> What you have to do: Quote all of the data below verbatim.

####

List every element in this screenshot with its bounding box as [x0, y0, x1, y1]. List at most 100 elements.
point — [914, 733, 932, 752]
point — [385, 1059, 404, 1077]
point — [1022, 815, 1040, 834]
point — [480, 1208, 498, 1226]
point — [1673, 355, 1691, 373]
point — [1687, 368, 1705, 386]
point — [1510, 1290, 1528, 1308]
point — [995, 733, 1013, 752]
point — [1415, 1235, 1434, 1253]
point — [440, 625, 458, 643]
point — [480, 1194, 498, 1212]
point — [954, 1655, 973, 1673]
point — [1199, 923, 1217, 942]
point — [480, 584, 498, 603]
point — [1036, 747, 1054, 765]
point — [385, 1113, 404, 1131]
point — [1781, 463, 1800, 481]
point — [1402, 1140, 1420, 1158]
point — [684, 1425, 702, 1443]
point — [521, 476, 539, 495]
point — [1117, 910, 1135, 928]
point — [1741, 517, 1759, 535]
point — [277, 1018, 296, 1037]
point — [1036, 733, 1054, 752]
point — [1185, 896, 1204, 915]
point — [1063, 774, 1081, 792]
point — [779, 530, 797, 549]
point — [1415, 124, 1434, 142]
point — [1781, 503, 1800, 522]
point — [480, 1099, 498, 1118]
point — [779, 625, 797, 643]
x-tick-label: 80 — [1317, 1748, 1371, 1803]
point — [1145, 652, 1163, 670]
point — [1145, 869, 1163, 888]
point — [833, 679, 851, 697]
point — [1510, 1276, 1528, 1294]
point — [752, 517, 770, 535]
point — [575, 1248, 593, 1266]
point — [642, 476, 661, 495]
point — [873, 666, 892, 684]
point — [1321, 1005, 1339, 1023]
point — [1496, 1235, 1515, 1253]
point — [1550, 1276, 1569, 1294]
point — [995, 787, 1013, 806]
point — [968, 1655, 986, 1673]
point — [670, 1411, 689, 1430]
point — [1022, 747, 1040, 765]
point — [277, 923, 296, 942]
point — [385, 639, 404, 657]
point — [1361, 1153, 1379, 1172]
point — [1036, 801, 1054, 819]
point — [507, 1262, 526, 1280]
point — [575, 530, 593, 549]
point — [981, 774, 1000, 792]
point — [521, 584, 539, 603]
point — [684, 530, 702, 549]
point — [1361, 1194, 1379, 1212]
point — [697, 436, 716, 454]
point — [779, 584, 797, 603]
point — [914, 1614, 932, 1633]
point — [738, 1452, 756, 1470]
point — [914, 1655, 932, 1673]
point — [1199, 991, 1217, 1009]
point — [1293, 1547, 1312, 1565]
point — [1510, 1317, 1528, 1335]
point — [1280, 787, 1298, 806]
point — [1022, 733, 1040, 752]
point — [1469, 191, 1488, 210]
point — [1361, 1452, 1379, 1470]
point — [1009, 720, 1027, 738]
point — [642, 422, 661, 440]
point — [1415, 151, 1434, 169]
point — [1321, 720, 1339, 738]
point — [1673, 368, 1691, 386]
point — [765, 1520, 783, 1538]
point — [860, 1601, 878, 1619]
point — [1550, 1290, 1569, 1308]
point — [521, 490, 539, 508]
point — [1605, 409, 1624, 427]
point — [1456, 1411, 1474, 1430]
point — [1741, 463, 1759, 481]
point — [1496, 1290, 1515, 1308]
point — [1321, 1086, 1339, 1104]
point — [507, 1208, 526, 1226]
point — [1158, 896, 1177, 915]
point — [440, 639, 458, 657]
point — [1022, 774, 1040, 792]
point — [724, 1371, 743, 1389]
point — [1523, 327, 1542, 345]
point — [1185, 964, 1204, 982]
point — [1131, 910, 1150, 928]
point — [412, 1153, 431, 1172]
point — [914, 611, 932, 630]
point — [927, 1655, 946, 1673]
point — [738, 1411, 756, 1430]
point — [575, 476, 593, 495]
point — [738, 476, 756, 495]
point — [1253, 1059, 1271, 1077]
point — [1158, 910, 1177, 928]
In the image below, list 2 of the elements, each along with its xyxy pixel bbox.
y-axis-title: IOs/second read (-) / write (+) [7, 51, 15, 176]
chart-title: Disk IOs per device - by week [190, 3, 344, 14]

####

> In response:
List every element in this screenshot with its bounding box as [x0, y0, x1, y1]. List at most 100 elements.
point — [914, 733, 932, 752]
point — [385, 1059, 404, 1077]
point — [1022, 815, 1040, 834]
point — [480, 1208, 498, 1226]
point — [1673, 355, 1691, 373]
point — [1687, 368, 1705, 386]
point — [1510, 1290, 1528, 1308]
point — [995, 733, 1013, 752]
point — [1415, 1235, 1434, 1253]
point — [440, 625, 458, 643]
point — [480, 1194, 498, 1212]
point — [954, 1655, 973, 1673]
point — [1199, 923, 1217, 942]
point — [480, 584, 498, 603]
point — [1036, 747, 1054, 765]
point — [385, 1113, 404, 1131]
point — [1781, 463, 1800, 481]
point — [1402, 1140, 1420, 1158]
point — [684, 1425, 702, 1443]
point — [521, 476, 539, 495]
point — [1117, 910, 1135, 928]
point — [1741, 517, 1759, 535]
point — [277, 1018, 296, 1037]
point — [1036, 733, 1054, 752]
point — [1185, 896, 1204, 915]
point — [1063, 774, 1081, 792]
point — [779, 530, 797, 549]
point — [1415, 124, 1434, 142]
point — [1781, 503, 1800, 522]
point — [480, 1099, 498, 1118]
point — [779, 625, 797, 643]
x-tick-label: 80 — [1317, 1748, 1371, 1803]
point — [1145, 652, 1163, 670]
point — [1145, 869, 1163, 888]
point — [833, 679, 851, 697]
point — [1510, 1276, 1528, 1294]
point — [752, 517, 770, 535]
point — [575, 1248, 593, 1266]
point — [642, 476, 661, 495]
point — [873, 666, 892, 684]
point — [1321, 1005, 1339, 1023]
point — [1496, 1235, 1515, 1253]
point — [1550, 1276, 1569, 1294]
point — [995, 787, 1013, 806]
point — [968, 1655, 986, 1673]
point — [670, 1411, 689, 1430]
point — [1022, 747, 1040, 765]
point — [277, 923, 296, 942]
point — [385, 639, 404, 657]
point — [1361, 1153, 1379, 1172]
point — [1036, 801, 1054, 819]
point — [507, 1262, 526, 1280]
point — [575, 530, 593, 549]
point — [981, 774, 1000, 792]
point — [521, 584, 539, 603]
point — [684, 530, 702, 549]
point — [1361, 1194, 1379, 1212]
point — [697, 436, 716, 454]
point — [779, 584, 797, 603]
point — [914, 1614, 932, 1633]
point — [738, 1452, 756, 1470]
point — [914, 1655, 932, 1673]
point — [1199, 991, 1217, 1009]
point — [1293, 1547, 1312, 1565]
point — [1510, 1317, 1528, 1335]
point — [1280, 787, 1298, 806]
point — [1022, 733, 1040, 752]
point — [1469, 191, 1488, 210]
point — [1361, 1452, 1379, 1470]
point — [1009, 720, 1027, 738]
point — [642, 422, 661, 440]
point — [1415, 151, 1434, 169]
point — [1321, 720, 1339, 738]
point — [1673, 368, 1691, 386]
point — [765, 1520, 783, 1538]
point — [860, 1601, 878, 1619]
point — [1550, 1290, 1569, 1308]
point — [521, 490, 539, 508]
point — [1605, 409, 1624, 427]
point — [1456, 1411, 1474, 1430]
point — [1741, 463, 1759, 481]
point — [1496, 1290, 1515, 1308]
point — [1321, 1086, 1339, 1104]
point — [507, 1208, 526, 1226]
point — [1158, 896, 1177, 915]
point — [440, 639, 458, 657]
point — [1022, 774, 1040, 792]
point — [724, 1371, 743, 1389]
point — [1523, 327, 1542, 345]
point — [1185, 964, 1204, 982]
point — [1131, 910, 1150, 928]
point — [412, 1153, 431, 1172]
point — [914, 611, 932, 630]
point — [927, 1655, 946, 1673]
point — [738, 1411, 756, 1430]
point — [575, 476, 593, 495]
point — [738, 476, 756, 495]
point — [1253, 1059, 1271, 1077]
point — [1158, 910, 1177, 928]
In the image below, list 2 of the elements, each along with its xyxy pixel bbox.
y-axis-title: IOs/second read (-) / write (+) [7, 51, 15, 176]
chart-title: Disk IOs per device - by week [190, 3, 344, 14]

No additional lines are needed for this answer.